### Work instructions
Write out the listing beneath this instruction in its entirety, exactly as it reads.

### The data
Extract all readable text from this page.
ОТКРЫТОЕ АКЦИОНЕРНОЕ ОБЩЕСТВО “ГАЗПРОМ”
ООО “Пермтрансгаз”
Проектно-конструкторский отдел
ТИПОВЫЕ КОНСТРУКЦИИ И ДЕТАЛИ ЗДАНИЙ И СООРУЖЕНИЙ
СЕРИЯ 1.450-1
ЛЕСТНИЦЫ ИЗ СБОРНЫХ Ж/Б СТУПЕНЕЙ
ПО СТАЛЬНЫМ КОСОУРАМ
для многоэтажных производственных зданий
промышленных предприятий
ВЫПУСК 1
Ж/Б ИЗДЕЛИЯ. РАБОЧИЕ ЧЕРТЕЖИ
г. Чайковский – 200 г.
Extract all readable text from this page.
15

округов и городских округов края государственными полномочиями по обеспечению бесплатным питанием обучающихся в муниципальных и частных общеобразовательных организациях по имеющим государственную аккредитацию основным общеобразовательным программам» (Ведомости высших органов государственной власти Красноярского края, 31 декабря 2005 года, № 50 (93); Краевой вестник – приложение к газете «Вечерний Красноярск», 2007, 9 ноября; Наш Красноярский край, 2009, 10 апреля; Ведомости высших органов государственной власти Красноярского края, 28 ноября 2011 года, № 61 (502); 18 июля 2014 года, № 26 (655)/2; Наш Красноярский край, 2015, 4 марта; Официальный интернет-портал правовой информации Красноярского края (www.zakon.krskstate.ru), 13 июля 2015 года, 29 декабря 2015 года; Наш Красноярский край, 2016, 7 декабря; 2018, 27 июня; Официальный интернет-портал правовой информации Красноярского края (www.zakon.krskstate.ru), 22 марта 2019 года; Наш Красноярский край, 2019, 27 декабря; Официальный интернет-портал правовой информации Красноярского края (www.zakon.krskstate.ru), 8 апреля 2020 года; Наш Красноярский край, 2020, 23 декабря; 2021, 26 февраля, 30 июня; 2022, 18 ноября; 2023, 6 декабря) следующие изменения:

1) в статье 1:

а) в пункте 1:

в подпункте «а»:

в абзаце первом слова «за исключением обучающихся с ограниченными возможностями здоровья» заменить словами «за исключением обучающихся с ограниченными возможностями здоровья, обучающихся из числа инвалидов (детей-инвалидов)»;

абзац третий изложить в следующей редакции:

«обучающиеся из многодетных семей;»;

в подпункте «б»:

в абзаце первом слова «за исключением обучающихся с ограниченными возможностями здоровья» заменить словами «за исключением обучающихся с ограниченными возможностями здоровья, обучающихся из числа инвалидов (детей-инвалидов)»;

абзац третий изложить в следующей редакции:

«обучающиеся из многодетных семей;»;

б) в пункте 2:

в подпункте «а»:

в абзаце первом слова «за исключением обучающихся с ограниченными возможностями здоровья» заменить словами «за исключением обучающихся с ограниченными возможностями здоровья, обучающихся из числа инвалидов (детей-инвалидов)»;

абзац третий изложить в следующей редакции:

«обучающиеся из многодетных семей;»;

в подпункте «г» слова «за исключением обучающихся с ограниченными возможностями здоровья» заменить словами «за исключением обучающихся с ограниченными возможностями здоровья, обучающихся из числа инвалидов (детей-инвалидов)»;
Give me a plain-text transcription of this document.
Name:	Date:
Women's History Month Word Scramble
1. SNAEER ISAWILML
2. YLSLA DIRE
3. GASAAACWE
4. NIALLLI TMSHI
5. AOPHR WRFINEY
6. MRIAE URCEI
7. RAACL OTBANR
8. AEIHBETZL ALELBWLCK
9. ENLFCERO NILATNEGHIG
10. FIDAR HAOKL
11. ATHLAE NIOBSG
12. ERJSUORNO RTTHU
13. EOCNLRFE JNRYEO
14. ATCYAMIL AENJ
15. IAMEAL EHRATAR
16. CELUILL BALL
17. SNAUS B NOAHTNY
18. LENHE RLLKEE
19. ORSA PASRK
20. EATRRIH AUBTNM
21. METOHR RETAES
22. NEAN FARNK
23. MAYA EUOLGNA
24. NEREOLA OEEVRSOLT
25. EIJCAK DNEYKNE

### Solution to this exercise
Extract all readable text from this page.
ОТКРЫТОЕ АКЦИОНЕРНОЕ ОБЩЕСТВО “ГАЗПРОМ”
ООО “Пермтрансгаз”
Проектно-конструкторский отдел
ТИПОВЫЕ КОНСТРУКЦИИ И ДЕТАЛИ ЗДАНИЙ И СООРУЖЕНИЙ
СЕРИЯ 1.450-1
ЛЕСТНИЦЫ ИЗ СБОРНЫХ Ж/Б СТУПЕНЕЙ
ПО СТАЛЬНЫМ КОСОУРАМ
для многоэтажных производственных зданий
промышленных предприятий
ВЫПУСК 1
Ж/Б ИЗДЕЛИЯ. РАБОЧИЕ ЧЕРТЕЖИ
г. Чайковский – 200 г.
Extract all readable text from this page.
15

округов и городских округов края государственными полномочиями по обеспечению бесплатным питанием обучающихся в муниципальных и частных общеобразовательных организациях по имеющим государственную аккредитацию основным общеобразовательным программам» (Ведомости высших органов государственной власти Красноярского края, 31 декабря 2005 года, № 50 (93); Краевой вестник – приложение к газете «Вечерний Красноярск», 2007, 9 ноября; Наш Красноярский край, 2009, 10 апреля; Ведомости высших органов государственной власти Красноярского края, 28 ноября 2011 года, № 61 (502); 18 июля 2014 года, № 26 (655)/2; Наш Красноярский край, 2015, 4 марта; Официальный интернет-портал правовой информации Красноярского края (www.zakon.krskstate.ru), 13 июля 2015 года, 29 декабря 2015 года; Наш Красноярский край, 2016, 7 декабря; 2018, 27 июня; Официальный интернет-портал правовой информации Красноярского края (www.zakon.krskstate.ru), 22 марта 2019 года; Наш Красноярский край, 2019, 27 декабря; Официальный интернет-портал правовой информации Красноярского края (www.zakon.krskstate.ru), 8 апреля 2020 года; Наш Красноярский край, 2020, 23 декабря; 2021, 26 февраля, 30 июня; 2022, 18 ноября; 2023, 6 декабря) следующие изменения:

1) в статье 1:

а) в пункте 1:

в подпункте «а»:

в абзаце первом слова «за исключением обучающихся с ограниченными возможностями здоровья» заменить словами «за исключением обучающихся с ограниченными возможностями здоровья, обучающихся из числа инвалидов (детей-инвалидов)»;

абзац третий изложить в следующей редакции:

«обучающиеся из многодетных семей;»;

в подпункте «б»:

в абзаце первом слова «за исключением обучающихся с ограниченными возможностями здоровья» заменить словами «за исключением обучающихся с ограниченными возможностями здоровья, обучающихся из числа инвалидов (детей-инвалидов)»;

абзац третий изложить в следующей редакции:

«обучающиеся из многодетных семей;»;

б) в пункте 2:

в подпункте «а»:

в абзаце первом слова «за исключением обучающихся с ограниченными возможностями здоровья» заменить словами «за исключением обучающихся с ограниченными возможностями здоровья, обучающихся из числа инвалидов (детей-инвалидов)»;

абзац третий изложить в следующей редакции:

«обучающиеся из многодетных семей;»;

в подпункте «г» слова «за исключением обучающихся с ограниченными возможностями здоровья» заменить словами «за исключением обучающихся с ограниченными возможностями здоровья, обучающихся из числа инвалидов (детей-инвалидов)»;
Give me a plain-text transcription of this document.
Name:	Date:
Women's History Month Word Scramble
1. SNAEER ISAWILML
2. YLSLA DIRE
3. GASAAACWE
4. NIALLLI TMSHI
5. AOPHR WRFINEY
6. MRIAE URCEI
7. RAACL OTBANR
8. AEIHBETZL ALELBWLCK
9. ENLFCERO NILATNEGHIG
10. FIDAR HAOKL
11. ATHLAE NIOBSG
12. ERJSUORNO RTTHU
13. EOCNLRFE JNRYEO
14. ATCYAMIL AENJ
15. IAMEAL EHRATAR
16. CELUILL BALL
17. SNAUS B NOAHTNY
18. LENHE RLLKEE
19. ORSA PASRK
20. EATRRIH AUBTNM
21. METOHR RETAES
22. NEAN FARNK
23. MAYA EUOLGNA
24. NEREOLA OEEVRSOLT
25. EIJCAK DNEYKNE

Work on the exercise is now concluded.